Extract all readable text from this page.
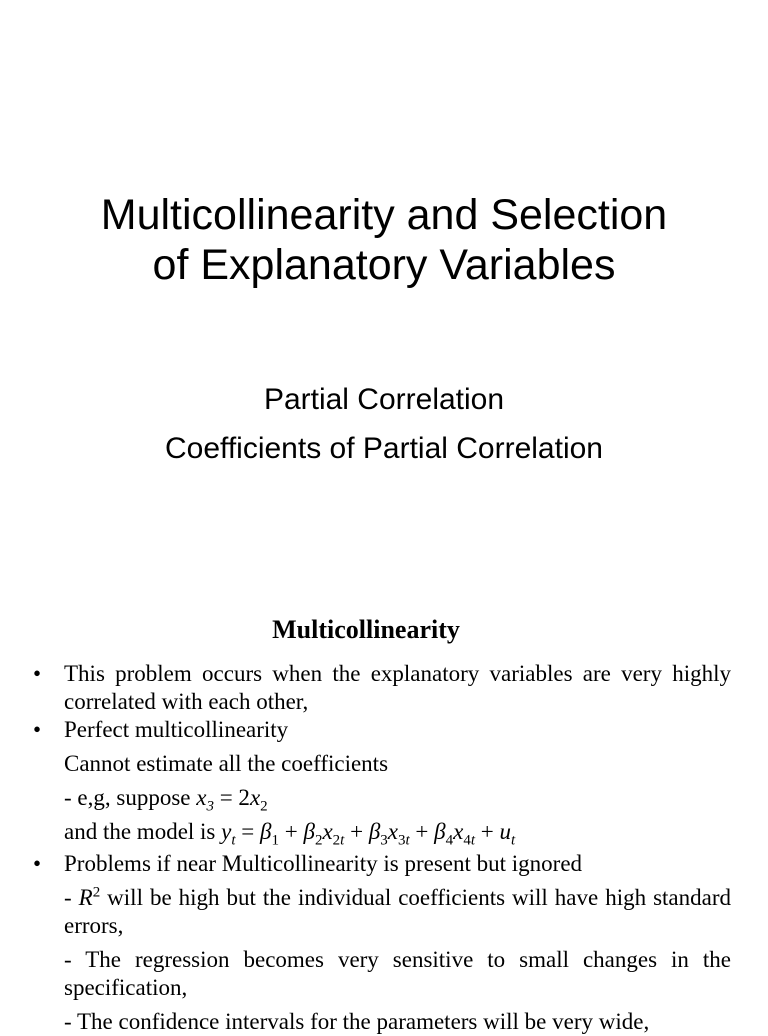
Multicollinearity and Selection
of Explanatory Variables
Partial Correlation
Coefficients of Partial Correlation
Multicollinearity

• This problem occurs when the explanatory variables are very highly correlated with each other,

• Perfect multicollinearity

Cannot estimate all the coefficients

- e,g, suppose $x_3 = 2x_2$

and the model is $y_t = \beta_1 + \beta_2x_{2t} + \beta_3x_{3t} + \beta_4x_{4t} + u_t$

• Problems if near Multicollinearity is present but ignored

- $R^2$ will be high but the individual coefficients will have high standard errors,

- The regression becomes very sensitive to small changes in the specification,

- The confidence intervals for the parameters will be very wide,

───

## [Stated goal]
The entries above are to be returned exactly, without their pictures.

## [The output]
Extract all readable text from this page.
Multicollinearity and Selection
of Explanatory Variables
Partial Correlation
Coefficients of Partial Correlation
Multicollinearity

• This problem occurs when the explanatory variables are very highly correlated with each other,

• Perfect multicollinearity

Cannot estimate all the coefficients

- e,g, suppose $x_3 = 2x_2$

and the model is $y_t = \beta_1 + \beta_2x_{2t} + \beta_3x_{3t} + \beta_4x_{4t} + u_t$

• Problems if near Multicollinearity is present but ignored

- $R^2$ will be high but the individual coefficients will have high standard errors,

- The regression becomes very sensitive to small changes in the specification,

- The confidence intervals for the parameters will be very wide,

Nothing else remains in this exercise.